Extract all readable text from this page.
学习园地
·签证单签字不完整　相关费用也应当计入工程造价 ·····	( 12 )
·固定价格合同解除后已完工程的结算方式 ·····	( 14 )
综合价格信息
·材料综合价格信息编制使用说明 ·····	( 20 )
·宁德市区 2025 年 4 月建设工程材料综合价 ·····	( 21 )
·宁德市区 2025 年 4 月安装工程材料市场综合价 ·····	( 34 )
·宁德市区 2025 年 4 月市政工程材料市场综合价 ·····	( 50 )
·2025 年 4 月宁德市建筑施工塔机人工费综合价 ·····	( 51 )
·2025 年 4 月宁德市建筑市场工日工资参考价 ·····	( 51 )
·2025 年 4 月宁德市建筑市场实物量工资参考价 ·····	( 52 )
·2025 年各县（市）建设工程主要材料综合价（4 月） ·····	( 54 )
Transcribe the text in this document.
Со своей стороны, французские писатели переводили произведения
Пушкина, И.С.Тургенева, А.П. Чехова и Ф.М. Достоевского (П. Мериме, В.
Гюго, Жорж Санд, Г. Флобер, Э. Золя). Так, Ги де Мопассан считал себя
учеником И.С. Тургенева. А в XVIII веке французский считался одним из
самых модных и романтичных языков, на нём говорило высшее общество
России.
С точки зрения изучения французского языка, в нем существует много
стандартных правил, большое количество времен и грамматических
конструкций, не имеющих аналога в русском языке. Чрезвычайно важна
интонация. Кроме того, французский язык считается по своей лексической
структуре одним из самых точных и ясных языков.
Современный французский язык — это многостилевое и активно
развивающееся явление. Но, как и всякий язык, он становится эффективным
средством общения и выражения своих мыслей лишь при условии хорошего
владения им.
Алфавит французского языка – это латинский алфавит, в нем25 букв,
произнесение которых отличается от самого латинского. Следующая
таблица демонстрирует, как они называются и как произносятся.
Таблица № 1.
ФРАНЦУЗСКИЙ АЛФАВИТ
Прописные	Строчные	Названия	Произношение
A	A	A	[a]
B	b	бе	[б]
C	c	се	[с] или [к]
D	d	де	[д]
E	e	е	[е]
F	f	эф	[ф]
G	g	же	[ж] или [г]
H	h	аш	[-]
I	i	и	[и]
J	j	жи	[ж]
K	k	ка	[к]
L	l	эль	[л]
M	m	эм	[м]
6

---

What is asked →
Show every line above in which the word "своей" occurs.

Output of the exercise →
Со своей стороны, французские писатели переводили произведения
интонация. Кроме того, французский язык считается по своей лексической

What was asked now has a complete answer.